# WHAT THE TASK REQUIRES
Search the data for the string "this" and gather each line it is in.

Collection entries:
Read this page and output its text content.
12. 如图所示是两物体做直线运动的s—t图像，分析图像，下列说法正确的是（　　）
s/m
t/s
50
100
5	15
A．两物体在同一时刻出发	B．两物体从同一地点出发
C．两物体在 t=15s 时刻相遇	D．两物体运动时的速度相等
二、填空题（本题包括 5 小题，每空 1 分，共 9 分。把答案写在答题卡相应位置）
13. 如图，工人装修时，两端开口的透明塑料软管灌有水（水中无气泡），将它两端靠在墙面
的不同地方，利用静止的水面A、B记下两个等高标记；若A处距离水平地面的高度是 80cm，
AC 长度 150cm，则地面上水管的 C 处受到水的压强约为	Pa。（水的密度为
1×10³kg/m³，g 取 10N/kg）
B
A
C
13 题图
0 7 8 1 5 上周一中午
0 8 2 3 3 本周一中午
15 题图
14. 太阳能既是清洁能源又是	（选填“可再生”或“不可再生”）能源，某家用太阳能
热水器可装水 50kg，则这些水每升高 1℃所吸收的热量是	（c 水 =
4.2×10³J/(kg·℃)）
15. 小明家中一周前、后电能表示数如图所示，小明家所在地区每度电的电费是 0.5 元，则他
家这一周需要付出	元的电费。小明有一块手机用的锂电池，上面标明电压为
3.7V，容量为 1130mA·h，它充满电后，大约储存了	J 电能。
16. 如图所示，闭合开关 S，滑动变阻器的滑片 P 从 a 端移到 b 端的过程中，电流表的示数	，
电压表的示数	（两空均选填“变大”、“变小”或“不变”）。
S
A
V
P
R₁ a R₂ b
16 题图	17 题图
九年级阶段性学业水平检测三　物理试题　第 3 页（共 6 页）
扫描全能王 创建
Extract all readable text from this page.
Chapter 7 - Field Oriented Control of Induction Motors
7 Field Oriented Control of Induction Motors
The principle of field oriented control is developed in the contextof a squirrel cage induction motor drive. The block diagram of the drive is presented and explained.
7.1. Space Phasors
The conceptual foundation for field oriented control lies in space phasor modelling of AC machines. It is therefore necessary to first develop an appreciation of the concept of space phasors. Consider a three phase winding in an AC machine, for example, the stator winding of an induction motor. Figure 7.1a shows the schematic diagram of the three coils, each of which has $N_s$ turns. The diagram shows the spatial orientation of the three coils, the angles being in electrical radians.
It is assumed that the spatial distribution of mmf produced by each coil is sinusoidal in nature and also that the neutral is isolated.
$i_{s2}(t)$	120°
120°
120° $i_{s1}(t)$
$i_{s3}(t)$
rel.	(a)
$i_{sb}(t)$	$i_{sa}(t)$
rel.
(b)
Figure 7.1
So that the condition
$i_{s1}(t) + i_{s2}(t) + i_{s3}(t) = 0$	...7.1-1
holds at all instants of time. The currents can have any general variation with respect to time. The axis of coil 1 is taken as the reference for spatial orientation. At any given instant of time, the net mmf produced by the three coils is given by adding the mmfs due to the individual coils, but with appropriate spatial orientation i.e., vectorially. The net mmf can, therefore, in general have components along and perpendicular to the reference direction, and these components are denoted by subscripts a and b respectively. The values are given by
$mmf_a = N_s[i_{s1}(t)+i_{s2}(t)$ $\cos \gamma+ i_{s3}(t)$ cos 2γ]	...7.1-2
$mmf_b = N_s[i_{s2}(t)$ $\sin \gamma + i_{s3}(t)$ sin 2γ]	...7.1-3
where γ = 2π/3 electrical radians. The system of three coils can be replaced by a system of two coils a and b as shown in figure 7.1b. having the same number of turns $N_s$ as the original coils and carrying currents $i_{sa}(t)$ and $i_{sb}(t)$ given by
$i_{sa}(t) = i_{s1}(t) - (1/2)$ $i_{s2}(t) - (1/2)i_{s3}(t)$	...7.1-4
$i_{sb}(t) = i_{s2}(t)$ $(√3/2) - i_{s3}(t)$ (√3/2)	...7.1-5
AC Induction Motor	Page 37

# TASK RESPONSE
Read this page and output its text content.
Extract all readable text from this page.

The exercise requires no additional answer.